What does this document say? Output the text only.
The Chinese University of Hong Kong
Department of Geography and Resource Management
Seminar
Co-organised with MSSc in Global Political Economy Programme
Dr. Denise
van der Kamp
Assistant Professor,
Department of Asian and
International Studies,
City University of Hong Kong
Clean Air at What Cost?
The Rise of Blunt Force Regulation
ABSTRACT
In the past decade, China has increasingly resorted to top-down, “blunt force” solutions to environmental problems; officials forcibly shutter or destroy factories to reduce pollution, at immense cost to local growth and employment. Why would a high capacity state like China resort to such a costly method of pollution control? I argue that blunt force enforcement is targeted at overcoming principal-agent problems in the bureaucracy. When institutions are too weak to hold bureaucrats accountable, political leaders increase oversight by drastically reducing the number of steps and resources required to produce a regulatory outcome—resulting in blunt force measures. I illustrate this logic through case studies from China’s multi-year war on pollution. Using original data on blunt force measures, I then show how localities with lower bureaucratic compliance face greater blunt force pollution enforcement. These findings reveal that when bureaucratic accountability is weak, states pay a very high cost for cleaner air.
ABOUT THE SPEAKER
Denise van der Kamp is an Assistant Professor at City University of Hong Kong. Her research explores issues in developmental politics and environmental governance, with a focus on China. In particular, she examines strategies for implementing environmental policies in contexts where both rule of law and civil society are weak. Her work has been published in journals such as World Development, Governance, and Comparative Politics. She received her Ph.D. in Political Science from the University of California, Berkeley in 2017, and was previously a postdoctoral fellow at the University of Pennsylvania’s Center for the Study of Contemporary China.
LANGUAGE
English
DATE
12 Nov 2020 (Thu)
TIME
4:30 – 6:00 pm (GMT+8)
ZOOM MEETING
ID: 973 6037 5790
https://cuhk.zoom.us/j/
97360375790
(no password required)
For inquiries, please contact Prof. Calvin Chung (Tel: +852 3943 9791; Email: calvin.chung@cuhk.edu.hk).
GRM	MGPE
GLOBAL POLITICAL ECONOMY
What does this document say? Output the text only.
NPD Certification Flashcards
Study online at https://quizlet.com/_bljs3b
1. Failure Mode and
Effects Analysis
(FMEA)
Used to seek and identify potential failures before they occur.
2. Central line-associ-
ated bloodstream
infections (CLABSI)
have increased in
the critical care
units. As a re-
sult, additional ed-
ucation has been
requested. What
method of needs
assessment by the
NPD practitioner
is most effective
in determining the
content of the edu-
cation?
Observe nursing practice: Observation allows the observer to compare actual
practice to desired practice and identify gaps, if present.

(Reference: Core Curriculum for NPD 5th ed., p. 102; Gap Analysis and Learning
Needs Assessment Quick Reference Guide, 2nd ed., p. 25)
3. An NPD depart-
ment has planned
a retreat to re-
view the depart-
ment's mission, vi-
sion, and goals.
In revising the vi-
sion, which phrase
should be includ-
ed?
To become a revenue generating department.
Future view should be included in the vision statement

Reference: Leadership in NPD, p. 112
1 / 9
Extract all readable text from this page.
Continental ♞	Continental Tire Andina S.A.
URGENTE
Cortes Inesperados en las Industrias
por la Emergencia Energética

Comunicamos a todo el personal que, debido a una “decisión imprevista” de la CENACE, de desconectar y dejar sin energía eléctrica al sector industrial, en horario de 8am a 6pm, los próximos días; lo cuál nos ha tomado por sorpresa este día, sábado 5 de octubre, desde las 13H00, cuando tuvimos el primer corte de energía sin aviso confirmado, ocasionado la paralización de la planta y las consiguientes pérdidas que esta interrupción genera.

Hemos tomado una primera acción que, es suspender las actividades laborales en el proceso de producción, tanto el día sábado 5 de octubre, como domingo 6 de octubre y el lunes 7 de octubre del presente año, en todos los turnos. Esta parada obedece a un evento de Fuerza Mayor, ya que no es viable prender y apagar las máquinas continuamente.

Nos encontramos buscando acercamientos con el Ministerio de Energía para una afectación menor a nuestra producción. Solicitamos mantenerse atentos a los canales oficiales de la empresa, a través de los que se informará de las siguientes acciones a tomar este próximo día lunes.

+-------+

> _WHAT IS ASKED_:
Reproduce the records above exactly as they appear.

> _REPLY_:
What does this document say? Output the text only.
The Chinese University of Hong Kong
Department of Geography and Resource Management
Seminar
Co-organised with MSSc in Global Political Economy Programme
Dr. Denise
van der Kamp
Assistant Professor,
Department of Asian and
International Studies,
City University of Hong Kong
Clean Air at What Cost?
The Rise of Blunt Force Regulation
ABSTRACT
In the past decade, China has increasingly resorted to top-down, “blunt force” solutions to environmental problems; officials forcibly shutter or destroy factories to reduce pollution, at immense cost to local growth and employment. Why would a high capacity state like China resort to such a costly method of pollution control? I argue that blunt force enforcement is targeted at overcoming principal-agent problems in the bureaucracy. When institutions are too weak to hold bureaucrats accountable, political leaders increase oversight by drastically reducing the number of steps and resources required to produce a regulatory outcome—resulting in blunt force measures. I illustrate this logic through case studies from China’s multi-year war on pollution. Using original data on blunt force measures, I then show how localities with lower bureaucratic compliance face greater blunt force pollution enforcement. These findings reveal that when bureaucratic accountability is weak, states pay a very high cost for cleaner air.
ABOUT THE SPEAKER
Denise van der Kamp is an Assistant Professor at City University of Hong Kong. Her research explores issues in developmental politics and environmental governance, with a focus on China. In particular, she examines strategies for implementing environmental policies in contexts where both rule of law and civil society are weak. Her work has been published in journals such as World Development, Governance, and Comparative Politics. She received her Ph.D. in Political Science from the University of California, Berkeley in 2017, and was previously a postdoctoral fellow at the University of Pennsylvania’s Center for the Study of Contemporary China.
LANGUAGE
English
DATE
12 Nov 2020 (Thu)
TIME
4:30 – 6:00 pm (GMT+8)
ZOOM MEETING
ID: 973 6037 5790
https://cuhk.zoom.us/j/
97360375790
(no password required)
For inquiries, please contact Prof. Calvin Chung (Tel: +852 3943 9791; Email: calvin.chung@cuhk.edu.hk).
GRM	MGPE
GLOBAL POLITICAL ECONOMY
What does this document say? Output the text only.
NPD Certification Flashcards
Study online at https://quizlet.com/_bljs3b
1. Failure Mode and
Effects Analysis
(FMEA)
Used to seek and identify potential failures before they occur.
2. Central line-associ-
ated bloodstream
infections (CLABSI)
have increased in
the critical care
units. As a re-
sult, additional ed-
ucation has been
requested. What
method of needs
assessment by the
NPD practitioner
is most effective
in determining the
content of the edu-
cation?
Observe nursing practice: Observation allows the observer to compare actual
practice to desired practice and identify gaps, if present.

(Reference: Core Curriculum for NPD 5th ed., p. 102; Gap Analysis and Learning
Needs Assessment Quick Reference Guide, 2nd ed., p. 25)
3. An NPD depart-
ment has planned
a retreat to re-
view the depart-
ment's mission, vi-
sion, and goals.
In revising the vi-
sion, which phrase
should be includ-
ed?
To become a revenue generating department.
Future view should be included in the vision statement

Reference: Leadership in NPD, p. 112
1 / 9
Extract all readable text from this page.
Continental ♞	Continental Tire Andina S.A.
URGENTE
Cortes Inesperados en las Industrias
por la Emergencia Energética

Comunicamos a todo el personal que, debido a una “decisión imprevista” de la CENACE, de desconectar y dejar sin energía eléctrica al sector industrial, en horario de 8am a 6pm, los próximos días; lo cuál nos ha tomado por sorpresa este día, sábado 5 de octubre, desde las 13H00, cuando tuvimos el primer corte de energía sin aviso confirmado, ocasionado la paralización de la planta y las consiguientes pérdidas que esta interrupción genera.

Hemos tomado una primera acción que, es suspender las actividades laborales en el proceso de producción, tanto el día sábado 5 de octubre, como domingo 6 de octubre y el lunes 7 de octubre del presente año, en todos los turnos. Esta parada obedece a un evento de Fuerza Mayor, ya que no es viable prender y apagar las máquinas continuamente.

Nos encontramos buscando acercamientos con el Ministerio de Energía para una afectación menor a nuestra producción. Solicitamos mantenerse atentos a los canales oficiales de la empresa, a través de los que se informará de las siguientes acciones a tomar este próximo día lunes.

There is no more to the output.